*Material for this exercise:*
────────────────────────────────────────

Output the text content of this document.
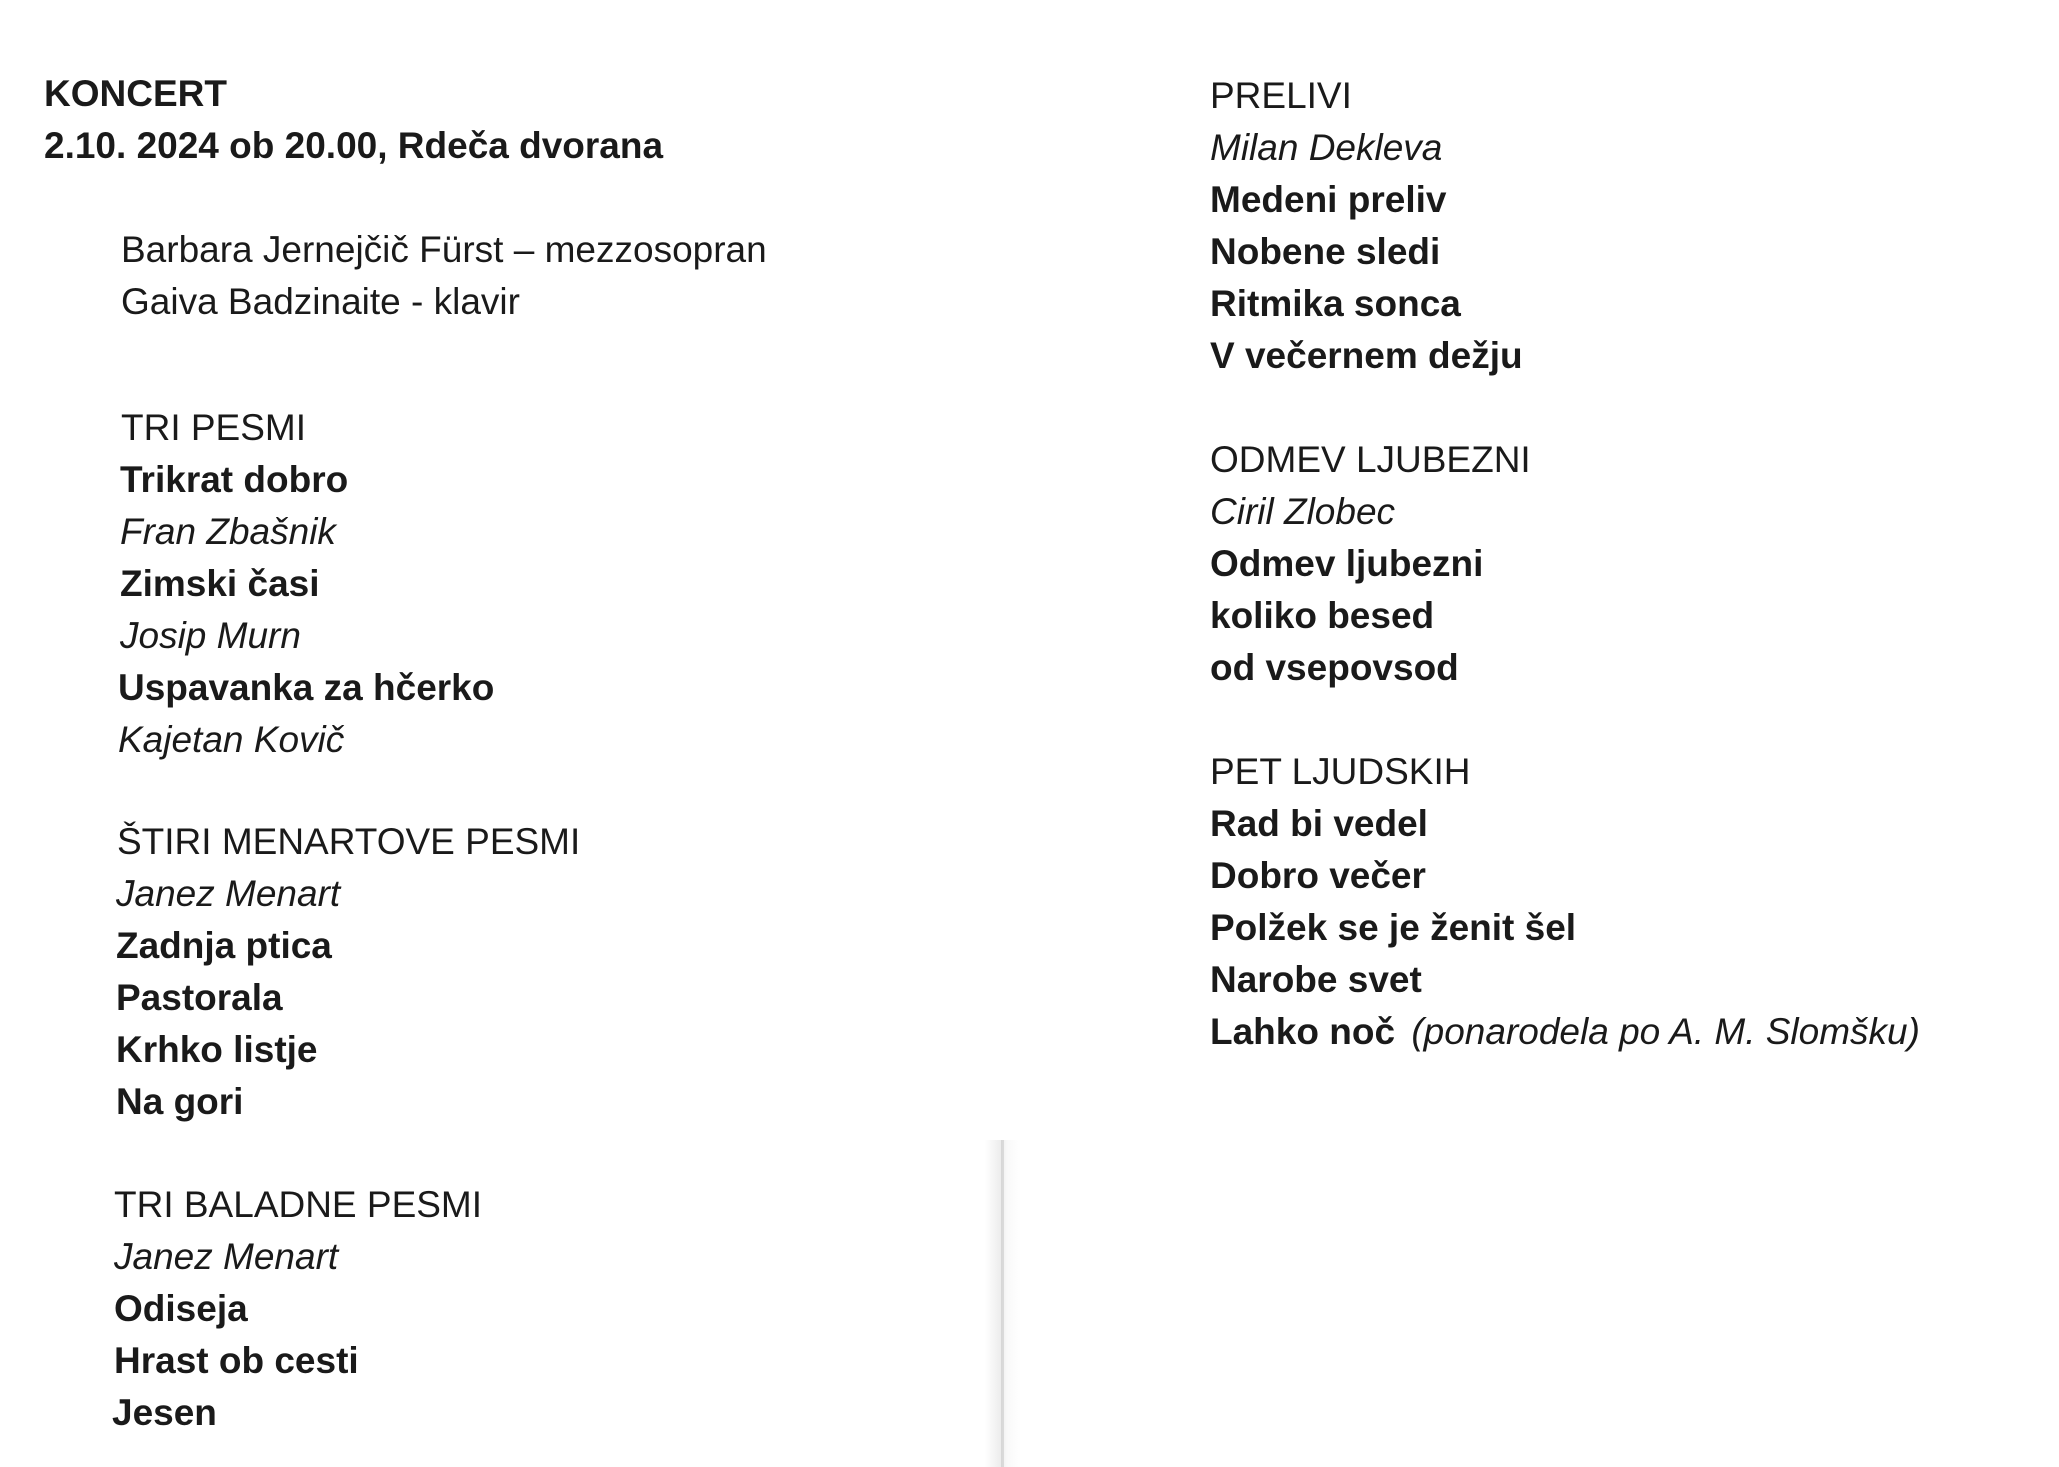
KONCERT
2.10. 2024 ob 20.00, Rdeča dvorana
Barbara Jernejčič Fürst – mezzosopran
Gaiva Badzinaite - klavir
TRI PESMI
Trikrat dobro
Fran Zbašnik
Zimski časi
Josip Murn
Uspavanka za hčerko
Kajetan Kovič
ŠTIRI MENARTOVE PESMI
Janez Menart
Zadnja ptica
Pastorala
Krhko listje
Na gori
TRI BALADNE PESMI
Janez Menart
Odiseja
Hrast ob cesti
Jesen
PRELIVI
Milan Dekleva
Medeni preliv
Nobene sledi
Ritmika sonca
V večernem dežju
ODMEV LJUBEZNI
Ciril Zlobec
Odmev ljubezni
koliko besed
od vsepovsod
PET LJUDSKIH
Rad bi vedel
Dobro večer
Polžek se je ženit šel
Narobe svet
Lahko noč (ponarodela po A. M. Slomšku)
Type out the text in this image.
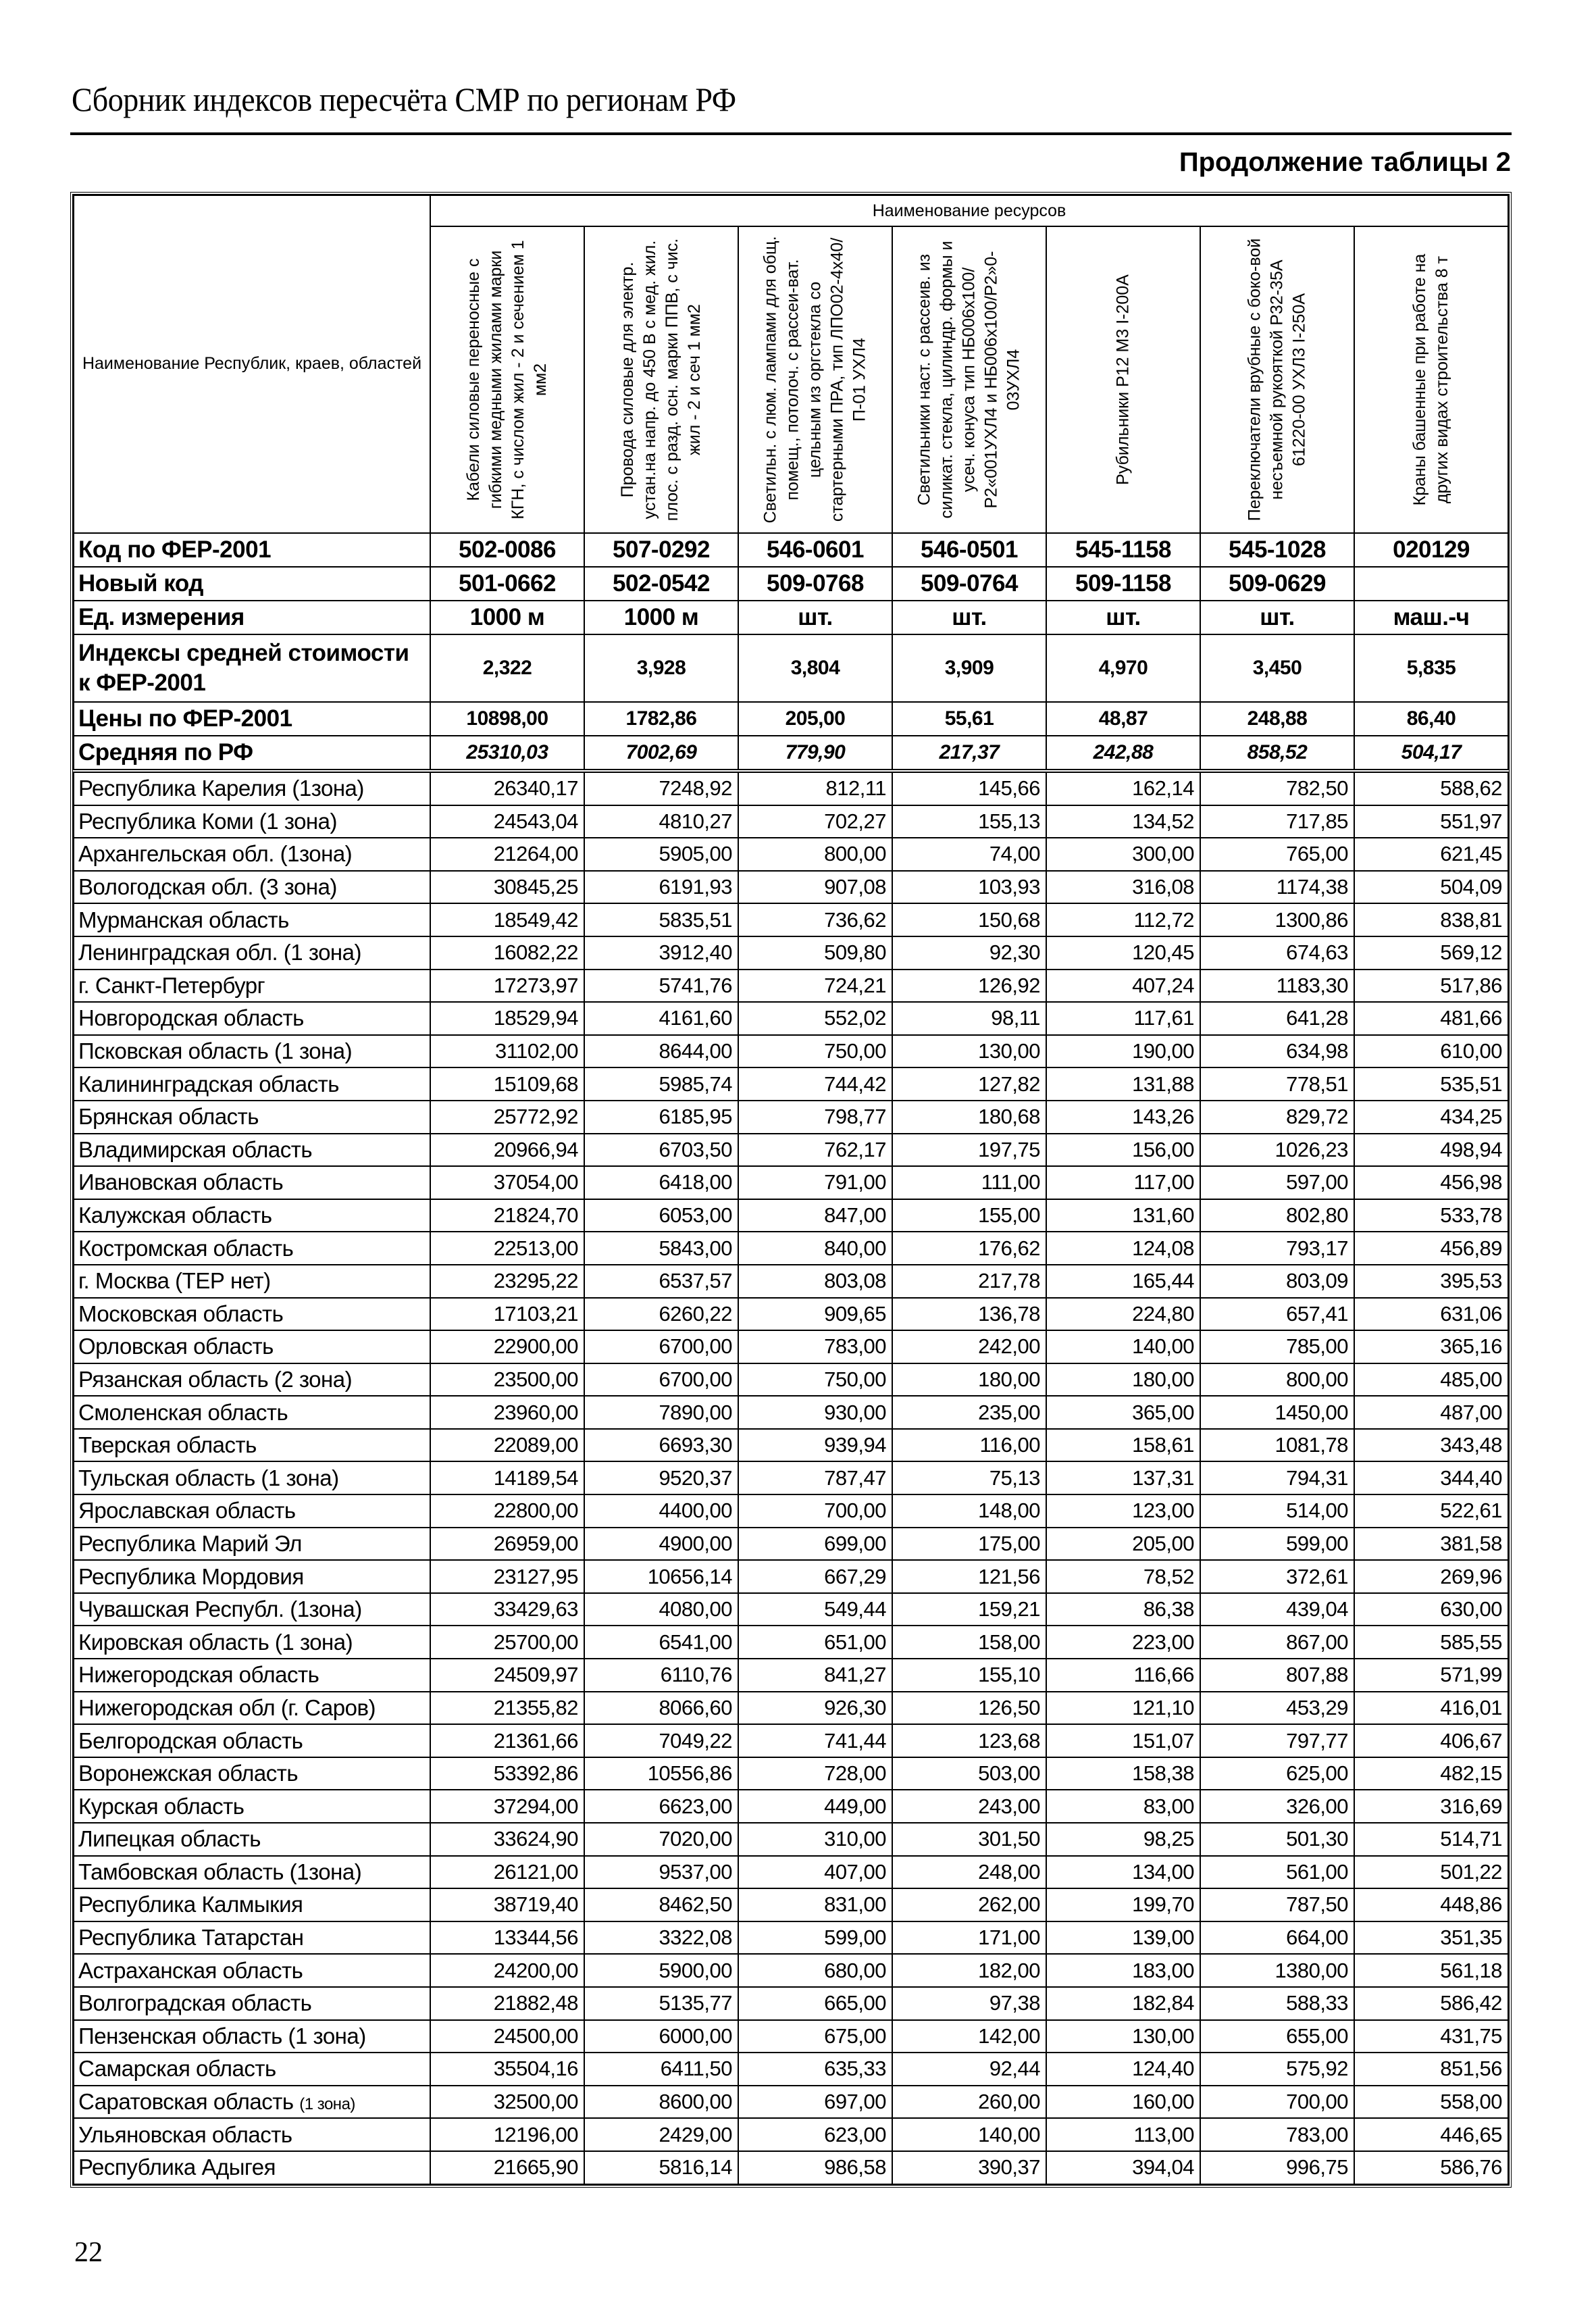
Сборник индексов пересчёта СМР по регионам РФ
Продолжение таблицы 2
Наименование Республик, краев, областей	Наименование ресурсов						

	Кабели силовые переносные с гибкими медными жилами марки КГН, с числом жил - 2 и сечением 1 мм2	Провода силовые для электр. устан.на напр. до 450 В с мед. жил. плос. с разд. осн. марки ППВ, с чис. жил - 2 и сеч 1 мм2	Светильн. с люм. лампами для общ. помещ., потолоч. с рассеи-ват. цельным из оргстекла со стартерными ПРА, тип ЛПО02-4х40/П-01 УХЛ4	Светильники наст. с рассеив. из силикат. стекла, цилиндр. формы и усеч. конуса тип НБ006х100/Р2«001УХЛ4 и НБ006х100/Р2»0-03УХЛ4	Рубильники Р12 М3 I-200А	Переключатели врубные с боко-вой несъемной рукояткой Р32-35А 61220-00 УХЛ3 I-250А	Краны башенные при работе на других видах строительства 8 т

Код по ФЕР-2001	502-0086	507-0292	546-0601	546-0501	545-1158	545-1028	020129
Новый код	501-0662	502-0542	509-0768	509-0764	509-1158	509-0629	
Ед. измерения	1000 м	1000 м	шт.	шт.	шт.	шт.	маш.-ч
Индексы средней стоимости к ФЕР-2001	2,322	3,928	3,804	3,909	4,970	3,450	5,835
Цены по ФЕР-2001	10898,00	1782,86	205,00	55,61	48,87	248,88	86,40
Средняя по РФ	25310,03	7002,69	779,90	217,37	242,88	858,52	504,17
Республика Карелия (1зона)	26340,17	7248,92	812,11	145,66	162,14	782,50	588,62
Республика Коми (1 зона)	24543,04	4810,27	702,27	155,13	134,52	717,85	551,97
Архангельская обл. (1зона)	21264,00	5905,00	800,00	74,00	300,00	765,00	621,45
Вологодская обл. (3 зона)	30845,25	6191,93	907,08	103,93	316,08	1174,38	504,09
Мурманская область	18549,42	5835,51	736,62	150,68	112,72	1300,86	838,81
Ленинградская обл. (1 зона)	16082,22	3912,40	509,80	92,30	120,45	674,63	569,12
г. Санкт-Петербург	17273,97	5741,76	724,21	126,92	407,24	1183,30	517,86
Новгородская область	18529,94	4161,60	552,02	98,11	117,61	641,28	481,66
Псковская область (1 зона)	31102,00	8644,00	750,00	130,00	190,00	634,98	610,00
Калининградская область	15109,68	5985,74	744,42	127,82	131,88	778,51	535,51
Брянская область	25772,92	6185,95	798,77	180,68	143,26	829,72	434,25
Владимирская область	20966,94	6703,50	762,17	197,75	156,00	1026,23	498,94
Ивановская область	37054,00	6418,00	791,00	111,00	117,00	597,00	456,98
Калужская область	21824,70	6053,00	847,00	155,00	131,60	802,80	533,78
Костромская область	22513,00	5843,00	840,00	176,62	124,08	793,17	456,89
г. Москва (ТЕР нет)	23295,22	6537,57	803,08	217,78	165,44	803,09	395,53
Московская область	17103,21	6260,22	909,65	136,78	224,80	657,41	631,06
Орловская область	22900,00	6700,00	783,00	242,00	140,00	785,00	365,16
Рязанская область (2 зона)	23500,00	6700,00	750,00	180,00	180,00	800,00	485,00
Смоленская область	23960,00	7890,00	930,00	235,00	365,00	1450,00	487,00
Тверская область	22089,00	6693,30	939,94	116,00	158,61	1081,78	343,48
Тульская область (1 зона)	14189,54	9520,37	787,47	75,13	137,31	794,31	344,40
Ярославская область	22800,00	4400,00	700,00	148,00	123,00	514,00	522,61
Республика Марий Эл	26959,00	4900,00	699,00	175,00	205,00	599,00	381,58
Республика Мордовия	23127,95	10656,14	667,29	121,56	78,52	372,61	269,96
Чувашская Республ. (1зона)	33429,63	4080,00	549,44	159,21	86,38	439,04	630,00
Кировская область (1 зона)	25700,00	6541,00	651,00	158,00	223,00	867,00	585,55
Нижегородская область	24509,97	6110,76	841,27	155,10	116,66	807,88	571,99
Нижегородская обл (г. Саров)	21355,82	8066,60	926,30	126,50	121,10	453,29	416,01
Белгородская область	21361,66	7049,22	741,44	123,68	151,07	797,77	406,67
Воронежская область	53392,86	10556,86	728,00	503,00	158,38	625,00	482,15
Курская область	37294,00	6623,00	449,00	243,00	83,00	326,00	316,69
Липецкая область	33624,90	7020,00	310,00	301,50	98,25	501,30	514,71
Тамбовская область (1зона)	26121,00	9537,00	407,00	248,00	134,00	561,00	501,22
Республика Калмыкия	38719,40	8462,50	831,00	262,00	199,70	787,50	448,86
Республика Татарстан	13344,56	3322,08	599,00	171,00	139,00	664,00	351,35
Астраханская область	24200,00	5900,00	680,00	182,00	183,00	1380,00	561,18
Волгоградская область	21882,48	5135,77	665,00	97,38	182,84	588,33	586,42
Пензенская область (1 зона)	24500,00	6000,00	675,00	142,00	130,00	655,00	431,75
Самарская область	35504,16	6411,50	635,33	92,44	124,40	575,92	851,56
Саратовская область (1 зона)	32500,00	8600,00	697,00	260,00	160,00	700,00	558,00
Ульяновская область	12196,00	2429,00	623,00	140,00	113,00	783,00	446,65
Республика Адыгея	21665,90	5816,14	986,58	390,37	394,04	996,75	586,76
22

────────────────────────────────────────

*Exercise objective:*
Check each line above for "Нижегородская" and return the ones that have it.

*Result of this exercise:*
Нижегородская область	24509,97	6110,76	841,27	155,10	116,66	807,88	571,99
Нижегородская обл (г. Саров)	21355,82	8066,60	926,30	126,50	121,10	453,29	416,01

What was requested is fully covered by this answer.